--- Begin Selected text ---

Published Nov 20, 2005 11:46 PM

The German Social Democratic Party (SPD) and the Christian Democratic/ Christian Social Union (CDU/CSU) party congresses on Nov. 14 ratified their agreement on a program to form a “grand coalition” to govern Germany. This agreement ends SPD Chancellor Gerhardt Schroeder’s seven years in office. Their common program continues and extends the SPD’s most recent attacks on wages, workers’ rights, health care and pensions, known as Agenda 2010.

The SPD-CDU/CSU coalition has agreed on an anti-working class program to raise the sales tax from 16 to 19 percent, increase the work week, start pensions at age 67 instead of 65, and increase workers’ contributions for whatever benefits still exist. It extends the probationary period of working without job protection from six months to two years.

Labor unions and the anti-globalization group ATTAC have already said they will begin to organize popular opposition to the new regime in Berlin. How massive such opposition is will impact not only Germany but all of Europe.

The agreement focused mainly on German domestic politics. German participation in NATO’s occupation of Afghanistan, however, still managed to break into the news Nov. 14 when a German “peacekeeping” soldier was killed in a suicide bombing. In an absurd display of circular reasoning, outgoing Defense Minister Peter Struck said the attack showed “that there is not a stable, quiet situation in Afghanistan” and that the NATO force there was still needed.

The current leader of the Christian Democrats is Angela Merkel, who will be Germany’s first woman chancellor. She is from eastern Germany, was trained as a physicist, and, except for a role in a local chapter of the pro-socialist Free German Youth, only began her political career after the German Democratic Republic was swallowed up by imperialist West Germany in 1990.

Voters in last September’s national elections turned the SPD-Green coalition out of office after seven years. With the SPD’s Gerhard Schroeder as chancellor and Green’s Joschka Fischer as foreign minister, this coalition joined NATO’s war against Yugoslavia in 1999 and then projected German imperialist military power beyond Europe into Afghanistan. The CDU/CSU also supports both interventions.

Domestically, the SPD-Green regime opened a severe attack on workers’ rights, cutting back time limits on unemployment payments and introducing a sort of “workfare” program known as 1-Euro jobs for unemployed workers. Together these attacks were known as Agenda 2010.

No longer a traditional social democratic party, the SPD is more like the Clinton Democrats in the U.S. or the New Labor of Tony Blair in Britain. Agenda 2010 separated the SPD from its base in the labor unions. A series of mass demonstrations and some strikes greeted the SPD “reforms” in 2004 and 2005, but without reaching the level of struggle needed to stop Agenda 2010.

--- End Selected text ---
--- Begin Data supplied ---

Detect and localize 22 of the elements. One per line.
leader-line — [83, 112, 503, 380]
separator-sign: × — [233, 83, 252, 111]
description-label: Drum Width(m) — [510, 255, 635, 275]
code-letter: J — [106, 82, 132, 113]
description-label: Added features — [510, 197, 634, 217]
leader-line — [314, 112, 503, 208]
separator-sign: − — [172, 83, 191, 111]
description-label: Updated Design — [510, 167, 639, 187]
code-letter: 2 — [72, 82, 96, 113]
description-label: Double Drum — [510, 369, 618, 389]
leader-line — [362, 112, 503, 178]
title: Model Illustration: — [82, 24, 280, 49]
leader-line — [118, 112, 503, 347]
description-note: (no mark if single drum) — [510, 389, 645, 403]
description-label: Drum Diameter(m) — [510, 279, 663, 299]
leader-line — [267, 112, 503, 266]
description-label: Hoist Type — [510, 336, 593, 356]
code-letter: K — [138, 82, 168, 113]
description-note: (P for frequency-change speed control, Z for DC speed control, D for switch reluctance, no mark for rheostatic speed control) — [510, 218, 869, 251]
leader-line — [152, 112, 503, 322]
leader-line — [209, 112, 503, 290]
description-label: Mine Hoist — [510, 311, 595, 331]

--- End Data supplied ---

** Task set **
a – Decide whether each statement agrees with the article on Germany's grand coalition. Answer yes or no for each, and quote the words of the article that settle it: (i) The coalition program raises the sales tax from 16 to 19 percent. (ii) Under the program, pensions begin at age 65 instead of 67. (iii) Angela Merkel was trained as a chemist.
b – Rewrite the part of the article on Germany's grand coalition that opens with the words containing "The German Social" and closes with "to two years.", swapping "sales tax" for "value-added tax".

** Solutions to each task **
a –
(i) Yes: "raise the sales tax from 16 to 19 percent"
(ii) No: "start pensions at age 67 instead of 65"
(iii) No: "was trained as a physicist"

b –
The German Social Democratic Party (SPD) and the Christian Democratic/ Christian Social Union (CDU/CSU) party congresses on Nov. 14 ratified their agreement on a program to form a “grand coalition” to govern Germany. This agreement ends SPD Chancellor Gerhardt Schroeder’s seven years in office. Their common program continues and extends the SPD’s most recent attacks on wages, workers’ rights, health care and pensions, known as Agenda 2010.

The SPD-CDU/CSU coalition has agreed on an anti-working class program to raise the value-added tax from 16 to 19 percent, increase the work week, start pensions at age 67 instead of 65, and increase workers’ contributions for whatever benefits still exist. It extends the probationary period of working without job protection from six months to two years.